:: Task description ::
Copy out each line exactly as it appears.

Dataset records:
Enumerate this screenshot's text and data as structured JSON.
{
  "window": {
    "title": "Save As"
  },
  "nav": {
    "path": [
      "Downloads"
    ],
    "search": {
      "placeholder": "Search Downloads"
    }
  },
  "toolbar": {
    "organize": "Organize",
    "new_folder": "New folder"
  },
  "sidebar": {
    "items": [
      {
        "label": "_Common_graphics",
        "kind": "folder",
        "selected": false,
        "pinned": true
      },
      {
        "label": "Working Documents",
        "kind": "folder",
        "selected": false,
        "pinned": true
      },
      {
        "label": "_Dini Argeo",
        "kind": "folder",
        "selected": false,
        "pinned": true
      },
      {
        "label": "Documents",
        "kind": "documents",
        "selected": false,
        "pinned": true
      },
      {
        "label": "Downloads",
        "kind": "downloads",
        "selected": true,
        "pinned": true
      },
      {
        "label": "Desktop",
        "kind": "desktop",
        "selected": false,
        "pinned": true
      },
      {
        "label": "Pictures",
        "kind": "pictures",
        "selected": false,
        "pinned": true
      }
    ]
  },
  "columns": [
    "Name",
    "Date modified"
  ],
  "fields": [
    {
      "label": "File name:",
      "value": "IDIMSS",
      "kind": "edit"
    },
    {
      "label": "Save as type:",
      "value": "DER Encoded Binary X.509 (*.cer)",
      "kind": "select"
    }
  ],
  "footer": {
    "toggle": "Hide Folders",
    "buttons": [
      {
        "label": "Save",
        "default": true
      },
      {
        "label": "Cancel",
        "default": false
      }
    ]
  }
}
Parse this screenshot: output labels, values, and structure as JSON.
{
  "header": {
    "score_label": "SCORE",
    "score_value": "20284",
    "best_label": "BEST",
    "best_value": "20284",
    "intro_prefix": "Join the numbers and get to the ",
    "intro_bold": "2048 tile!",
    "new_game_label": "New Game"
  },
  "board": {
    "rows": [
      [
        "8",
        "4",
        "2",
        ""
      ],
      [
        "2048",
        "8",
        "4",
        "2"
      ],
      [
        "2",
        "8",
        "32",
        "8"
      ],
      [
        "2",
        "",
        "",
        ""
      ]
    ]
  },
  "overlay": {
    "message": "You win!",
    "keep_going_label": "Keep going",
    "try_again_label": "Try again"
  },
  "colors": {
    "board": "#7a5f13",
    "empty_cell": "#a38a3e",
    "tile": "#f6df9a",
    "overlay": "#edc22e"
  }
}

:: Full output ::
Enumerate this screenshot's text and data as structured JSON.
{
  "window": {
    "title": "Save As"
  },
  "nav": {
    "path": [
      "Downloads"
    ],
    "search": {
      "placeholder": "Search Downloads"
    }
  },
  "toolbar": {
    "organize": "Organize",
    "new_folder": "New folder"
  },
  "sidebar": {
    "items": [
      {
        "label": "_Common_graphics",
        "kind": "folder",
        "selected": false,
        "pinned": true
      },
      {
        "label": "Working Documents",
        "kind": "folder",
        "selected": false,
        "pinned": true
      },
      {
        "label": "_Dini Argeo",
        "kind": "folder",
        "selected": false,
        "pinned": true
      },
      {
        "label": "Documents",
        "kind": "documents",
        "selected": false,
        "pinned": true
      },
      {
        "label": "Downloads",
        "kind": "downloads",
        "selected": true,
        "pinned": true
      },
      {
        "label": "Desktop",
        "kind": "desktop",
        "selected": false,
        "pinned": true
      },
      {
        "label": "Pictures",
        "kind": "pictures",
        "selected": false,
        "pinned": true
      }
    ]
  },
  "columns": [
    "Name",
    "Date modified"
  ],
  "fields": [
    {
      "label": "File name:",
      "value": "IDIMSS",
      "kind": "edit"
    },
    {
      "label": "Save as type:",
      "value": "DER Encoded Binary X.509 (*.cer)",
      "kind": "select"
    }
  ],
  "footer": {
    "toggle": "Hide Folders",
    "buttons": [
      {
        "label": "Save",
        "default": true
      },
      {
        "label": "Cancel",
        "default": false
      }
    ]
  }
}
Parse this screenshot: output labels, values, and structure as JSON.
{
  "header": {
    "score_label": "SCORE",
    "score_value": "20284",
    "best_label": "BEST",
    "best_value": "20284",
    "intro_prefix": "Join the numbers and get to the ",
    "intro_bold": "2048 tile!",
    "new_game_label": "New Game"
  },
  "board": {
    "rows": [
      [
        "8",
        "4",
        "2",
        ""
      ],
      [
        "2048",
        "8",
        "4",
        "2"
      ],
      [
        "2",
        "8",
        "32",
        "8"
      ],
      [
        "2",
        "",
        "",
        ""
      ]
    ]
  },
  "overlay": {
    "message": "You win!",
    "keep_going_label": "Keep going",
    "try_again_label": "Try again"
  },
  "colors": {
    "board": "#7a5f13",
    "empty_cell": "#a38a3e",
    "tile": "#f6df9a",
    "overlay": "#edc22e"
  }
}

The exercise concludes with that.